## Begin Source data
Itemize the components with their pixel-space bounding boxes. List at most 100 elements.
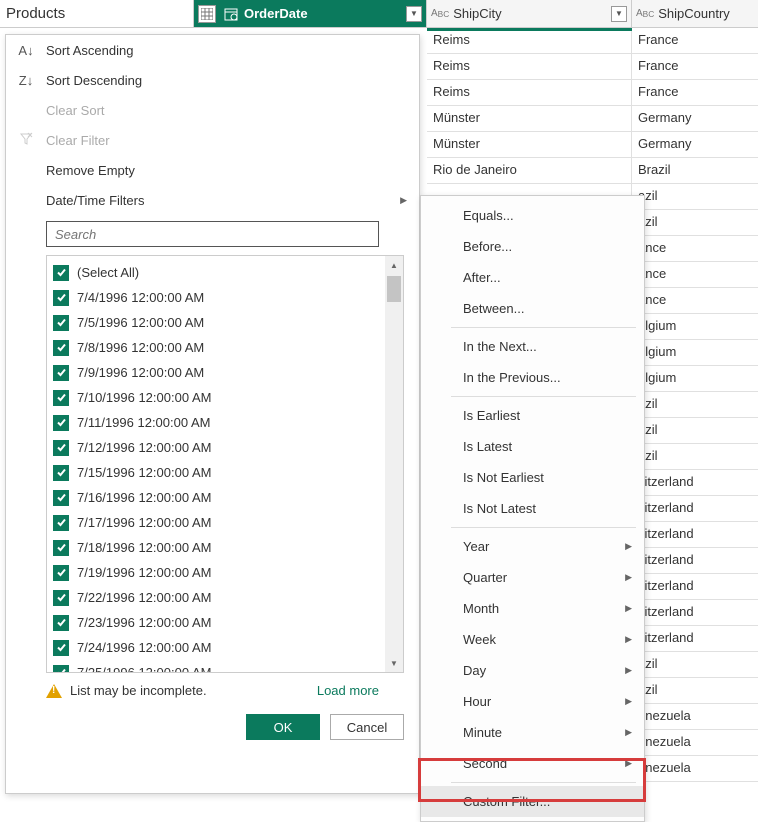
- filter-value-row[interactable]: 7/12/1996 12:00:00 AM: [53, 435, 379, 460]
- ok-button[interactable]: OK: [246, 714, 320, 740]
- load-more-link[interactable]: Load more: [317, 683, 379, 698]
- filter-value-row[interactable]: 7/15/1996 12:00:00 AM: [53, 460, 379, 485]
- search-input[interactable]: [47, 222, 378, 246]
- cell-shipcountry[interactable]: elgium: [632, 314, 758, 340]
- cell-shipcountry[interactable]: azil: [632, 210, 758, 236]
- checkbox-icon[interactable]: [53, 665, 69, 673]
- cell-shipcountry[interactable]: enezuela: [632, 704, 758, 730]
- cell-shipcountry[interactable]: elgium: [632, 340, 758, 366]
- filter-value-row[interactable]: 7/25/1996 12:00:00 AM: [53, 660, 379, 672]
- cell-shipcity[interactable]: Reims: [427, 54, 632, 80]
- cell-shipcountry[interactable]: enezuela: [632, 730, 758, 756]
- checkbox-icon[interactable]: [53, 465, 69, 481]
- filter-month[interactable]: Month▶: [421, 593, 644, 624]
- sort-descending[interactable]: Z↓ Sort Descending: [6, 65, 419, 95]
- filter-custom[interactable]: Custom Filter...: [421, 786, 644, 817]
- datetime-filters[interactable]: Date/Time Filters ▶: [6, 185, 419, 215]
- filter-in-next[interactable]: In the Next...: [421, 331, 644, 362]
- select-all-row[interactable]: (Select All): [53, 260, 379, 285]
- column-header-products[interactable]: Products: [0, 0, 194, 27]
- cell-shipcountry[interactable]: vitzerland: [632, 470, 758, 496]
- filter-quarter[interactable]: Quarter▶: [421, 562, 644, 593]
- cell-shipcountry[interactable]: vitzerland: [632, 626, 758, 652]
- cell-shipcity[interactable]: Münster: [427, 106, 632, 132]
- checkbox-icon[interactable]: [53, 440, 69, 456]
- cell-shipcountry[interactable]: France: [632, 28, 758, 54]
- cell-shipcountry[interactable]: France: [632, 80, 758, 106]
- cell-shipcountry[interactable]: elgium: [632, 366, 758, 392]
- cell-shipcity[interactable]: Reims: [427, 28, 632, 54]
- dropdown-button[interactable]: ▼: [611, 6, 627, 22]
- cell-shipcountry[interactable]: vitzerland: [632, 548, 758, 574]
- filter-week[interactable]: Week▶: [421, 624, 644, 655]
- filter-second[interactable]: Second▶: [421, 748, 644, 779]
- filter-value-row[interactable]: 7/9/1996 12:00:00 AM: [53, 360, 379, 385]
- cell-shipcity[interactable]: Münster: [427, 132, 632, 158]
- filter-value-row[interactable]: 7/4/1996 12:00:00 AM: [53, 285, 379, 310]
- filter-after[interactable]: After...: [421, 262, 644, 293]
- filter-value-row[interactable]: 7/11/1996 12:00:00 AM: [53, 410, 379, 435]
- column-header-orderdate[interactable]: OrderDate ▼: [194, 0, 427, 27]
- cell-shipcity[interactable]: Reims: [427, 80, 632, 106]
- scroll-down-icon[interactable]: ▼: [385, 654, 403, 672]
- cell-shipcountry[interactable]: azil: [632, 392, 758, 418]
- column-header-shipcity[interactable]: ABC ShipCity ▼: [427, 0, 632, 27]
- cell-shipcountry[interactable]: ance: [632, 262, 758, 288]
- cell-shipcountry[interactable]: azil: [632, 184, 758, 210]
- filter-value-row[interactable]: 7/5/1996 12:00:00 AM: [53, 310, 379, 335]
- filter-value-row[interactable]: 7/24/1996 12:00:00 AM: [53, 635, 379, 660]
- checkbox-icon[interactable]: [53, 315, 69, 331]
- search-box[interactable]: [46, 221, 379, 247]
- cell-shipcountry[interactable]: Germany: [632, 106, 758, 132]
- cell-shipcountry[interactable]: ance: [632, 288, 758, 314]
- checkbox-icon[interactable]: [53, 640, 69, 656]
- filter-value-row[interactable]: 7/23/1996 12:00:00 AM: [53, 610, 379, 635]
- cell-shipcountry[interactable]: vitzerland: [632, 522, 758, 548]
- cell-shipcountry[interactable]: Brazil: [632, 158, 758, 184]
- filter-hour[interactable]: Hour▶: [421, 686, 644, 717]
- checkbox-icon[interactable]: [53, 590, 69, 606]
- filter-value-row[interactable]: 7/16/1996 12:00:00 AM: [53, 485, 379, 510]
- filter-value-row[interactable]: 7/17/1996 12:00:00 AM: [53, 510, 379, 535]
- filter-year[interactable]: Year▶: [421, 531, 644, 562]
- column-header-shipcountry[interactable]: ABC ShipCountry: [632, 0, 758, 27]
- filter-equals[interactable]: Equals...: [421, 200, 644, 231]
- filter-between[interactable]: Between...: [421, 293, 644, 324]
- cell-shipcountry[interactable]: Germany: [632, 132, 758, 158]
- filter-value-row[interactable]: 7/18/1996 12:00:00 AM: [53, 535, 379, 560]
- cancel-button[interactable]: Cancel: [330, 714, 404, 740]
- cell-shipcity[interactable]: Rio de Janeiro: [427, 158, 632, 184]
- filter-in-previous[interactable]: In the Previous...: [421, 362, 644, 393]
- cell-shipcountry[interactable]: vitzerland: [632, 496, 758, 522]
- filter-is-earliest[interactable]: Is Earliest: [421, 400, 644, 431]
- checkbox-icon[interactable]: [53, 515, 69, 531]
- checkbox-icon[interactable]: [53, 415, 69, 431]
- filter-value-row[interactable]: 7/19/1996 12:00:00 AM: [53, 560, 379, 585]
- scroll-up-icon[interactable]: ▲: [385, 256, 403, 274]
- checkbox-icon[interactable]: [53, 340, 69, 356]
- filter-value-row[interactable]: 7/22/1996 12:00:00 AM: [53, 585, 379, 610]
- checkbox-icon[interactable]: [53, 490, 69, 506]
- checkbox-icon[interactable]: [53, 290, 69, 306]
- filter-is-latest[interactable]: Is Latest: [421, 431, 644, 462]
- cell-shipcountry[interactable]: vitzerland: [632, 574, 758, 600]
- cell-shipcountry[interactable]: azil: [632, 418, 758, 444]
- filter-day[interactable]: Day▶: [421, 655, 644, 686]
- checkbox-icon[interactable]: [53, 565, 69, 581]
- checkbox-icon[interactable]: [53, 540, 69, 556]
- sort-ascending[interactable]: A↓ Sort Ascending: [6, 35, 419, 65]
- cell-shipcountry[interactable]: azil: [632, 444, 758, 470]
- checkbox-icon[interactable]: [53, 390, 69, 406]
- filter-value-row[interactable]: 7/10/1996 12:00:00 AM: [53, 385, 379, 410]
- cell-shipcountry[interactable]: France: [632, 54, 758, 80]
- scroll-thumb[interactable]: [387, 276, 401, 302]
- cell-shipcountry[interactable]: enezuela: [632, 756, 758, 782]
- filter-is-not-earliest[interactable]: Is Not Earliest: [421, 462, 644, 493]
- dropdown-button[interactable]: ▼: [406, 6, 422, 22]
- filter-is-not-latest[interactable]: Is Not Latest: [421, 493, 644, 524]
- cell-shipcountry[interactable]: azil: [632, 678, 758, 704]
- filter-value-row[interactable]: 7/8/1996 12:00:00 AM: [53, 335, 379, 360]
- cell-shipcountry[interactable]: azil: [632, 652, 758, 678]
- checkbox-icon[interactable]: [53, 615, 69, 631]
- cell-shipcountry[interactable]: ance: [632, 236, 758, 262]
## End Source data
- **Aim**: Reproduce every line of the records above word for word, leaving out the pictures.

- **Written solution**:
Itemize the components with their pixel-space bounding boxes. List at most 100 elements.
- filter-value-row[interactable]: 7/12/1996 12:00:00 AM: [53, 435, 379, 460]
- ok-button[interactable]: OK: [246, 714, 320, 740]
- load-more-link[interactable]: Load more: [317, 683, 379, 698]
- filter-value-row[interactable]: 7/15/1996 12:00:00 AM: [53, 460, 379, 485]
- search-input[interactable]: [47, 222, 378, 246]
- cell-shipcountry[interactable]: elgium: [632, 314, 758, 340]
- cell-shipcountry[interactable]: azil: [632, 210, 758, 236]
- checkbox-icon[interactable]: [53, 665, 69, 673]
- cell-shipcountry[interactable]: enezuela: [632, 704, 758, 730]
- cell-shipcountry[interactable]: elgium: [632, 340, 758, 366]
- filter-value-row[interactable]: 7/25/1996 12:00:00 AM: [53, 660, 379, 672]
- cell-shipcity[interactable]: Reims: [427, 54, 632, 80]
- cell-shipcountry[interactable]: enezuela: [632, 730, 758, 756]
- checkbox-icon[interactable]: [53, 465, 69, 481]
- filter-month[interactable]: Month▶: [421, 593, 644, 624]
- sort-descending[interactable]: Z↓ Sort Descending: [6, 65, 419, 95]
- filter-custom[interactable]: Custom Filter...: [421, 786, 644, 817]
- datetime-filters[interactable]: Date/Time Filters ▶: [6, 185, 419, 215]
- filter-in-next[interactable]: In the Next...: [421, 331, 644, 362]
- select-all-row[interactable]: (Select All): [53, 260, 379, 285]
- column-header-products[interactable]: Products: [0, 0, 194, 27]
- cell-shipcountry[interactable]: vitzerland: [632, 470, 758, 496]
- filter-quarter[interactable]: Quarter▶: [421, 562, 644, 593]
- cell-shipcountry[interactable]: vitzerland: [632, 626, 758, 652]
- cell-shipcity[interactable]: Münster: [427, 106, 632, 132]
- checkbox-icon[interactable]: [53, 440, 69, 456]
- cell-shipcountry[interactable]: France: [632, 28, 758, 54]
- cell-shipcountry[interactable]: France: [632, 80, 758, 106]
- cell-shipcountry[interactable]: elgium: [632, 366, 758, 392]
- cell-shipcity[interactable]: Reims: [427, 28, 632, 54]
- dropdown-button[interactable]: ▼: [611, 6, 627, 22]
- cell-shipcountry[interactable]: vitzerland: [632, 548, 758, 574]
- filter-week[interactable]: Week▶: [421, 624, 644, 655]
- filter-second[interactable]: Second▶: [421, 748, 644, 779]
- filter-value-row[interactable]: 7/9/1996 12:00:00 AM: [53, 360, 379, 385]
- cell-shipcity[interactable]: Münster: [427, 132, 632, 158]
- filter-value-row[interactable]: 7/4/1996 12:00:00 AM: [53, 285, 379, 310]
- filter-after[interactable]: After...: [421, 262, 644, 293]
- filter-value-row[interactable]: 7/11/1996 12:00:00 AM: [53, 410, 379, 435]
- column-header-orderdate[interactable]: OrderDate ▼: [194, 0, 427, 27]
- cell-shipcity[interactable]: Reims: [427, 80, 632, 106]
- scroll-down-icon[interactable]: ▼: [385, 654, 403, 672]
- cell-shipcountry[interactable]: azil: [632, 392, 758, 418]
- column-header-shipcity[interactable]: ABC ShipCity ▼: [427, 0, 632, 27]
- cell-shipcountry[interactable]: ance: [632, 262, 758, 288]
- cell-shipcountry[interactable]: azil: [632, 184, 758, 210]
- filter-value-row[interactable]: 7/5/1996 12:00:00 AM: [53, 310, 379, 335]
- filter-value-row[interactable]: 7/24/1996 12:00:00 AM: [53, 635, 379, 660]
- checkbox-icon[interactable]: [53, 315, 69, 331]
- search-box[interactable]: [46, 221, 379, 247]
- cell-shipcountry[interactable]: Germany: [632, 106, 758, 132]
- cell-shipcountry[interactable]: ance: [632, 288, 758, 314]
- checkbox-icon[interactable]: [53, 640, 69, 656]
- filter-value-row[interactable]: 7/23/1996 12:00:00 AM: [53, 610, 379, 635]
- cell-shipcountry[interactable]: vitzerland: [632, 522, 758, 548]
- cell-shipcountry[interactable]: Brazil: [632, 158, 758, 184]
- filter-hour[interactable]: Hour▶: [421, 686, 644, 717]
- checkbox-icon[interactable]: [53, 590, 69, 606]
- filter-value-row[interactable]: 7/16/1996 12:00:00 AM: [53, 485, 379, 510]
- filter-value-row[interactable]: 7/17/1996 12:00:00 AM: [53, 510, 379, 535]
- filter-year[interactable]: Year▶: [421, 531, 644, 562]
- column-header-shipcountry[interactable]: ABC ShipCountry: [632, 0, 758, 27]
- filter-equals[interactable]: Equals...: [421, 200, 644, 231]
- filter-between[interactable]: Between...: [421, 293, 644, 324]
- cell-shipcountry[interactable]: Germany: [632, 132, 758, 158]
- filter-value-row[interactable]: 7/18/1996 12:00:00 AM: [53, 535, 379, 560]
- cancel-button[interactable]: Cancel: [330, 714, 404, 740]
- cell-shipcity[interactable]: Rio de Janeiro: [427, 158, 632, 184]
- filter-in-previous[interactable]: In the Previous...: [421, 362, 644, 393]
- cell-shipcountry[interactable]: vitzerland: [632, 496, 758, 522]
- filter-is-earliest[interactable]: Is Earliest: [421, 400, 644, 431]
- checkbox-icon[interactable]: [53, 515, 69, 531]
- checkbox-icon[interactable]: [53, 415, 69, 431]
- filter-value-row[interactable]: 7/19/1996 12:00:00 AM: [53, 560, 379, 585]
- scroll-up-icon[interactable]: ▲: [385, 256, 403, 274]
- checkbox-icon[interactable]: [53, 340, 69, 356]
- filter-value-row[interactable]: 7/22/1996 12:00:00 AM: [53, 585, 379, 610]
- checkbox-icon[interactable]: [53, 490, 69, 506]
- checkbox-icon[interactable]: [53, 290, 69, 306]
- filter-is-latest[interactable]: Is Latest: [421, 431, 644, 462]
- cell-shipcountry[interactable]: vitzerland: [632, 574, 758, 600]
- cell-shipcountry[interactable]: azil: [632, 418, 758, 444]
- filter-day[interactable]: Day▶: [421, 655, 644, 686]
- checkbox-icon[interactable]: [53, 565, 69, 581]
- checkbox-icon[interactable]: [53, 540, 69, 556]
- sort-ascending[interactable]: A↓ Sort Ascending: [6, 35, 419, 65]
- cell-shipcountry[interactable]: azil: [632, 444, 758, 470]
- checkbox-icon[interactable]: [53, 390, 69, 406]
- filter-value-row[interactable]: 7/10/1996 12:00:00 AM: [53, 385, 379, 410]
- cell-shipcountry[interactable]: France: [632, 54, 758, 80]
- scroll-thumb[interactable]: [387, 276, 401, 302]
- cell-shipcountry[interactable]: enezuela: [632, 756, 758, 782]
- filter-is-not-earliest[interactable]: Is Not Earliest: [421, 462, 644, 493]
- dropdown-button[interactable]: ▼: [406, 6, 422, 22]
- filter-is-not-latest[interactable]: Is Not Latest: [421, 493, 644, 524]
- cell-shipcountry[interactable]: azil: [632, 678, 758, 704]
- filter-value-row[interactable]: 7/8/1996 12:00:00 AM: [53, 335, 379, 360]
- cell-shipcountry[interactable]: azil: [632, 652, 758, 678]
- checkbox-icon[interactable]: [53, 615, 69, 631]
- cell-shipcountry[interactable]: ance: [632, 236, 758, 262]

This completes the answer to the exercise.